** Problem to solve **
Give the count of lines that include the string "Consumer". Add nothing to it.
++++++++++
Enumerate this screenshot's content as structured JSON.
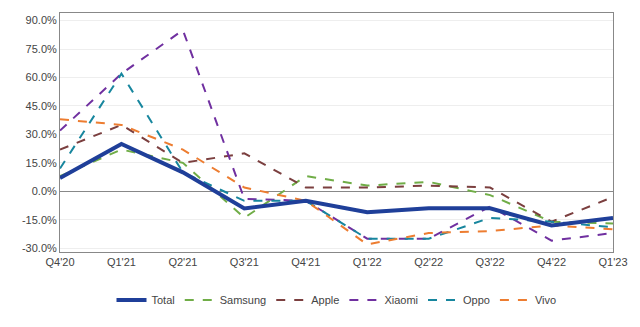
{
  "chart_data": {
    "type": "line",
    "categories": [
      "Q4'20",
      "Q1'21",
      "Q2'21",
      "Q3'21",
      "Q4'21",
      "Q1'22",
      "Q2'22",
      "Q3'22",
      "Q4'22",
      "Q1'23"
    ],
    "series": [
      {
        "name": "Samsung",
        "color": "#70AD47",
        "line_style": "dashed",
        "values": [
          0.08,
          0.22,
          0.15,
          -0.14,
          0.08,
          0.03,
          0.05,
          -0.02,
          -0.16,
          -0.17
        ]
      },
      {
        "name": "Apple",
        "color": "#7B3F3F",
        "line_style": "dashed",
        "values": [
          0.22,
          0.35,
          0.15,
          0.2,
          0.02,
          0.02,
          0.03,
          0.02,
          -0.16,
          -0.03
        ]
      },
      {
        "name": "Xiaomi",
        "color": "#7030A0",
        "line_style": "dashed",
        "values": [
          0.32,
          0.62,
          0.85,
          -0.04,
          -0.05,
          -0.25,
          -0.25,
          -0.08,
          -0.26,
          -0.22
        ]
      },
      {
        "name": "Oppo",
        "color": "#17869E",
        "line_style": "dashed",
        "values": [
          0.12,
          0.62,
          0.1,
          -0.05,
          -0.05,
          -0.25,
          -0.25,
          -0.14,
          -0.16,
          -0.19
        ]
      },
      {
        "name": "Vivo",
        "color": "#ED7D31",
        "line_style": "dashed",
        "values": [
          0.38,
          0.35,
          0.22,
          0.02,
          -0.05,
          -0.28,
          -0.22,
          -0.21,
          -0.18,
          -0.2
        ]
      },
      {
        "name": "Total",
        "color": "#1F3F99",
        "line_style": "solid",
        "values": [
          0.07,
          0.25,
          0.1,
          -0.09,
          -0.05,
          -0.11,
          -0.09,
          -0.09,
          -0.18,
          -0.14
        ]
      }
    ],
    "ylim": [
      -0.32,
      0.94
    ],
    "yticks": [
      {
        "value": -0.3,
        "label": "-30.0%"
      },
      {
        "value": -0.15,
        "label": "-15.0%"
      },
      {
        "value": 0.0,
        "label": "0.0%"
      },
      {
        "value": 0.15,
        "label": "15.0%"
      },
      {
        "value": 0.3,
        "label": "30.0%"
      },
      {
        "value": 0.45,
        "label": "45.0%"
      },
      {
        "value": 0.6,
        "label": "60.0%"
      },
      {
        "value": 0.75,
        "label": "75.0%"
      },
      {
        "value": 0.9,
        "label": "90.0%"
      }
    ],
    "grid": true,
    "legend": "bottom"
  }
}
++++++++++
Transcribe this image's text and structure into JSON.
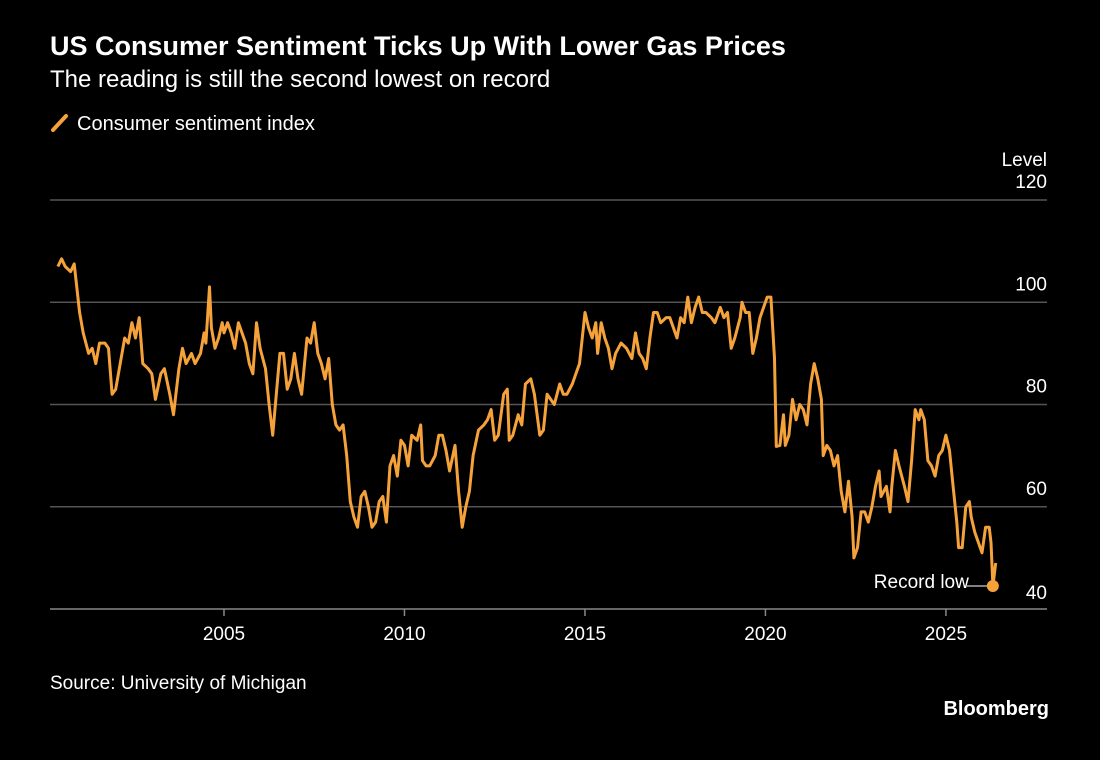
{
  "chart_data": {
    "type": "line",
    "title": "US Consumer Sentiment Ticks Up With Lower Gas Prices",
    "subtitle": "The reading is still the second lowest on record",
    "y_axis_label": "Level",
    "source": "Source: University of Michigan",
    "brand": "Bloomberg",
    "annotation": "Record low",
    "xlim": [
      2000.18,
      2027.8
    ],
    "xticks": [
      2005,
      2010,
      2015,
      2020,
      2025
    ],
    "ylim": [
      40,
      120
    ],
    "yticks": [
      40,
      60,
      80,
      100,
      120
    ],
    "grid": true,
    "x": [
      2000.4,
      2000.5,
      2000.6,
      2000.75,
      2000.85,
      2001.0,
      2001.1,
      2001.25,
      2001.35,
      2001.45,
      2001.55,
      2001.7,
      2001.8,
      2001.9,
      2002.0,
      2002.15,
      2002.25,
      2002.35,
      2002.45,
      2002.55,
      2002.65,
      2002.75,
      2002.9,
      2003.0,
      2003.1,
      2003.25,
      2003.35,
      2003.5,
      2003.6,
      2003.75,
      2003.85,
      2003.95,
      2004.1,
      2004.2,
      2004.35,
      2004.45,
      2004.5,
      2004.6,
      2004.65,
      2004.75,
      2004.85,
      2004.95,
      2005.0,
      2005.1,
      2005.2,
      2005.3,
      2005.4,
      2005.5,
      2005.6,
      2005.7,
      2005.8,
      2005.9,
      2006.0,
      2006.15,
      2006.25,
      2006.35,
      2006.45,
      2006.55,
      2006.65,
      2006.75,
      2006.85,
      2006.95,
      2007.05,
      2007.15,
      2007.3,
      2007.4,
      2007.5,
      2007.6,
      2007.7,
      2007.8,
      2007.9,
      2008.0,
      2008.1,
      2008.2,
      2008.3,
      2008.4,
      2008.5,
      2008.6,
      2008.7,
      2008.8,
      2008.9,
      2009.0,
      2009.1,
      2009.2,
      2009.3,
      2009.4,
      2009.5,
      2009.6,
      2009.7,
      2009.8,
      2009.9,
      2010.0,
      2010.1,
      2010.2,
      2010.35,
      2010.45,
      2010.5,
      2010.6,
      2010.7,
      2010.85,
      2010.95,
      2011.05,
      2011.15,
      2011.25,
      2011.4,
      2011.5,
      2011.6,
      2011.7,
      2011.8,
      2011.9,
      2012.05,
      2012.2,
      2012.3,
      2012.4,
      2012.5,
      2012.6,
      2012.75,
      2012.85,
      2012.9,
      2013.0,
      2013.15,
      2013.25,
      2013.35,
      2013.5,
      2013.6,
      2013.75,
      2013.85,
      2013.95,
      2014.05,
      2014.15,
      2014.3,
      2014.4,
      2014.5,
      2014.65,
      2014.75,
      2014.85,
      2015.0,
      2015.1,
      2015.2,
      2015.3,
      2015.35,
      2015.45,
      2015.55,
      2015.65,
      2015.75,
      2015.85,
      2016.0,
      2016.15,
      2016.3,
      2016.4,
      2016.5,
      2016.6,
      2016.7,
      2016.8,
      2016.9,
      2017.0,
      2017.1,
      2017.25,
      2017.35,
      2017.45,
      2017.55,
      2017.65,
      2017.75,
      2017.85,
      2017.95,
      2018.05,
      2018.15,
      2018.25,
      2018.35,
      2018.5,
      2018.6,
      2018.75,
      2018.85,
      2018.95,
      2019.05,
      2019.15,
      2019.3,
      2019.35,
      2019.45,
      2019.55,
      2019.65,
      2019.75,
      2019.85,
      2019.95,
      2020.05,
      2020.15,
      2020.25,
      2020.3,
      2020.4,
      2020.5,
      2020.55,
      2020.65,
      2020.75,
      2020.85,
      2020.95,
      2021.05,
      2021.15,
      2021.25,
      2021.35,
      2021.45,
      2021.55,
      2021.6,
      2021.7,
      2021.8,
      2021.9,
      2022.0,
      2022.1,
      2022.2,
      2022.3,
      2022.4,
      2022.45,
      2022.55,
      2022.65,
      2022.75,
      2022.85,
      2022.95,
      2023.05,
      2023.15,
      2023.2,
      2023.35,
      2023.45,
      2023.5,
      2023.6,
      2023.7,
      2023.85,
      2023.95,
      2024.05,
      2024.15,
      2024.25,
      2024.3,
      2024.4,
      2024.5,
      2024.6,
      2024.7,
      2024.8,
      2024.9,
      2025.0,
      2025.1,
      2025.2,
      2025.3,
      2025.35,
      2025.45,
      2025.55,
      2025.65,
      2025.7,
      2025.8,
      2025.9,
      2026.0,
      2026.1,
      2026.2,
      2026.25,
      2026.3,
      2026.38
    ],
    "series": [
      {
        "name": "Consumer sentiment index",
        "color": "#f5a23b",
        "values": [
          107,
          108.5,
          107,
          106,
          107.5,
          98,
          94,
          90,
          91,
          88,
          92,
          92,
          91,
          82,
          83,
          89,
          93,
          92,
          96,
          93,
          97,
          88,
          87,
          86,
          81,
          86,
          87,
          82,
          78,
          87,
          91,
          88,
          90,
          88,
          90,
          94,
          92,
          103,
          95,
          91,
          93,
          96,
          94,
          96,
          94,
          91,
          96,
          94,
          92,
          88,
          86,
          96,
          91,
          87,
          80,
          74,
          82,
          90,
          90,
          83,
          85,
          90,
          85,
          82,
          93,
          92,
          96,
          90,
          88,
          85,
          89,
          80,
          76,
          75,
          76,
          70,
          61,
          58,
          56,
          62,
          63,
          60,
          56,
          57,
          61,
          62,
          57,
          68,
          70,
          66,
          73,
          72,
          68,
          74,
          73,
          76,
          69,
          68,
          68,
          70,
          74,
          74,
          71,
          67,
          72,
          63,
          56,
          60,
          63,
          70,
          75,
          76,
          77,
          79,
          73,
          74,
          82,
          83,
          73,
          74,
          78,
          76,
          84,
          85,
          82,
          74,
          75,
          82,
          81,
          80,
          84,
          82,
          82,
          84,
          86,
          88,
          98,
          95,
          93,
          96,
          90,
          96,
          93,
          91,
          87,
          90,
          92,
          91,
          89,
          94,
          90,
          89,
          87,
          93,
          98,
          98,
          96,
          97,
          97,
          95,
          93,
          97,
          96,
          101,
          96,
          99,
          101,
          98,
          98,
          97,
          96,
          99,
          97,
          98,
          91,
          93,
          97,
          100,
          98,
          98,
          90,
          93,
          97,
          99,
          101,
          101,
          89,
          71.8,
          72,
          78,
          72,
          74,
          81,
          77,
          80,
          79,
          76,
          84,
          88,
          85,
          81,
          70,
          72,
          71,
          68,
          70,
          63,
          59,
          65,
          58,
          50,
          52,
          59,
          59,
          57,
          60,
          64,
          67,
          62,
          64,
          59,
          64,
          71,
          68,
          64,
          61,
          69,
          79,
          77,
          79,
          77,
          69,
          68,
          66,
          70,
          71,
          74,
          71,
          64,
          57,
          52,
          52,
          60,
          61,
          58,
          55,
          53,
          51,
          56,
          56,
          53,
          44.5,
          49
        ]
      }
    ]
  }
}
++++++++++
** Exercise response **
2